- PASSAGE SHOWN -
--*--
Show $\int_{0}^{2\pi}e^{int}\mathrm dt=0$ for all $n\neq0$

Question

I am struggling to see how this result holds for non-integer $n$ because $$\int_{0}^{2\pi}e^{int}\mathrm dt=\int_{0}^{2\pi}[\cos(nt)+i\sin(nt)]\mathrm dt$$ and this works out to be $$\frac{\sin(2\pi n)}{n}+i\left(-\frac{\cos(2\pi n)}{n}+\frac{1}{n}\right)$$ and I only see this equaling $0$ when $n$ is an integer not equal to $0$.

Answer 1

It's fairly common for $n$ to denote an integer. Preumably what was meant was to show this for all integers $n>0$. As you've observed, it's not true for arbitrary real $n$.
--*--
- DATA ROWS -
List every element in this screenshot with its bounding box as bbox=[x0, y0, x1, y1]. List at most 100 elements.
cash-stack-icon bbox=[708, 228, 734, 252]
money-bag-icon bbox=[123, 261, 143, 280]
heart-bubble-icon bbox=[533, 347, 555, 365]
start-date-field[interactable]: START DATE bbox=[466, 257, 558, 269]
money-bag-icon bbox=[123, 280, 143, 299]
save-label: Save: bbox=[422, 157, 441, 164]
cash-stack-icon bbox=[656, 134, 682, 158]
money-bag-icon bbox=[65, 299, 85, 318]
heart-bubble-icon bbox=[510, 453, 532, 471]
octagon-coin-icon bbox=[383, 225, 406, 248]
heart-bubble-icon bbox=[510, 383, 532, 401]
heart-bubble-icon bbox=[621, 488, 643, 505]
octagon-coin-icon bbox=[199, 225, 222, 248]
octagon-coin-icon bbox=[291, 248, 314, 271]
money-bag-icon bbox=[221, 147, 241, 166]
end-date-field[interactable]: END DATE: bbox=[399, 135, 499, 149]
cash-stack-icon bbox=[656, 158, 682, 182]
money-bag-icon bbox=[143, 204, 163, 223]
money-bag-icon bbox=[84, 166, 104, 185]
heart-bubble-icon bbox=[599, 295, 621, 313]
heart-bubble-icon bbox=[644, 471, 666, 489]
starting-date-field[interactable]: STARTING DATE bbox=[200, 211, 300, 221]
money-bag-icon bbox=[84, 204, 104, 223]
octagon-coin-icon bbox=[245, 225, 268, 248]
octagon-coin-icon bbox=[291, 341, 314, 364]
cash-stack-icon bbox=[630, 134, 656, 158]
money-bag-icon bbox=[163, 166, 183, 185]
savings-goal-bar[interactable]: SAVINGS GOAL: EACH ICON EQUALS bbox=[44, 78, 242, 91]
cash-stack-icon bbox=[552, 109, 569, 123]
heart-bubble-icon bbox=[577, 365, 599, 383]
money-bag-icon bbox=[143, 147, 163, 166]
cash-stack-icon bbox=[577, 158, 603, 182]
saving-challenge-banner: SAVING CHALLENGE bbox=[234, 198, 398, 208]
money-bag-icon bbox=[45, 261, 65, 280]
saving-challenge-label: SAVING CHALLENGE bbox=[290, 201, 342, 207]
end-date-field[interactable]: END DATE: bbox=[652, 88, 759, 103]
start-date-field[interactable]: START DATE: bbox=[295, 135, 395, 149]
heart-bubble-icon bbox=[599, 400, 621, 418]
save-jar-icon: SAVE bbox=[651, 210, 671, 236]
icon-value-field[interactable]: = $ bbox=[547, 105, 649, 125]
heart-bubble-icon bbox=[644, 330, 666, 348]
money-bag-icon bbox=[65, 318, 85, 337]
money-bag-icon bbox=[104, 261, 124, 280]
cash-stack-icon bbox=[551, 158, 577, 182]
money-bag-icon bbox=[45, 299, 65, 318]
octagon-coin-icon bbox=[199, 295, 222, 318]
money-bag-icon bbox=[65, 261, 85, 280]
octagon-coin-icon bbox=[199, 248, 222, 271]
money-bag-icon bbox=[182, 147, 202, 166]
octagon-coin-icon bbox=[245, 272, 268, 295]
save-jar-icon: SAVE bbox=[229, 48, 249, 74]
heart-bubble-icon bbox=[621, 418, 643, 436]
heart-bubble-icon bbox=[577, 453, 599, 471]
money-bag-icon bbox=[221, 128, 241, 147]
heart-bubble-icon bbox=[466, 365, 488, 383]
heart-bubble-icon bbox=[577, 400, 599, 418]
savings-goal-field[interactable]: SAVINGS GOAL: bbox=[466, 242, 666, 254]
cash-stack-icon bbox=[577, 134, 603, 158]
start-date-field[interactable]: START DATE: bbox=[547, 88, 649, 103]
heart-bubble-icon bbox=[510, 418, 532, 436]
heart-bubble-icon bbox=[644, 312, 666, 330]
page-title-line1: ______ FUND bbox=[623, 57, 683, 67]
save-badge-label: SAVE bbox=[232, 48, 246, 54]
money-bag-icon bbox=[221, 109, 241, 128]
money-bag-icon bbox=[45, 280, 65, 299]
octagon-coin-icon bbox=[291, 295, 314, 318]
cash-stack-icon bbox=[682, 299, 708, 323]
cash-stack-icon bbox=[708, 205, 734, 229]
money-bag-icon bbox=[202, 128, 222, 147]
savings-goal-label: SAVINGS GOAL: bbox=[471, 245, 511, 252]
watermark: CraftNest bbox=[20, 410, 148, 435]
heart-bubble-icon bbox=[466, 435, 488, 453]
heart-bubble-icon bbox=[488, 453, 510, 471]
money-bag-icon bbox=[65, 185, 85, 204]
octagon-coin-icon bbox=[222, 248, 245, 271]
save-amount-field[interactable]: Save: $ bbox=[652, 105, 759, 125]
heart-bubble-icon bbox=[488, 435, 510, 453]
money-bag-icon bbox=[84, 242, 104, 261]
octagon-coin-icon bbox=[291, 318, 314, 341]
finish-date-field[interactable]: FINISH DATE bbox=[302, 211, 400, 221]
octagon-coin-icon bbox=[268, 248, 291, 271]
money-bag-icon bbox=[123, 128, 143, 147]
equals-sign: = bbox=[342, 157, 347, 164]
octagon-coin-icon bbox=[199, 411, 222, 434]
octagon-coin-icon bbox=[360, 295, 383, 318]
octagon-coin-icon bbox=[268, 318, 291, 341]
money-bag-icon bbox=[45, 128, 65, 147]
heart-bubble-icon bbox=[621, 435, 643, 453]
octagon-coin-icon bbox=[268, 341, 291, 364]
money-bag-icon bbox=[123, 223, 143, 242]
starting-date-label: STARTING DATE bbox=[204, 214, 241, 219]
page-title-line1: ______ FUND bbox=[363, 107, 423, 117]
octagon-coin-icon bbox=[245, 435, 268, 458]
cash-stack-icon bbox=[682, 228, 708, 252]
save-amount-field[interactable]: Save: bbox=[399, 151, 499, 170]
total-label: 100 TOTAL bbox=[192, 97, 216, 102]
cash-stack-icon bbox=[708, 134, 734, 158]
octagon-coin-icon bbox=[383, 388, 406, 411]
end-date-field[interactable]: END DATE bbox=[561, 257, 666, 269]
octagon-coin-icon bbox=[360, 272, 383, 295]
--*--
- WRITTEN INSTRUCTION -
Transcribe the forum thread between "I am struggling" and "arbitrary real $n$.", inclusive. The records were taken from a different source than the forum thread.

- TASK RESPONSE -
I am struggling to see how this result holds for non-integer $n$ because $$\int_{0}^{2\pi}e^{int}\mathrm dt=\int_{0}^{2\pi}[\cos(nt)+i\sin(nt)]\mathrm dt$$ and this works out to be $$\frac{\sin(2\pi n)}{n}+i\left(-\frac{\cos(2\pi n)}{n}+\frac{1}{n}\right)$$ and I only see this equaling $0$ when $n$ is an integer not equal to $0$.

Answer 1

It's fairly common for $n$ to denote an integer. Preumably what was meant was to show this for all integers $n>0$. As you've observed, it's not true for arbitrary real $n$.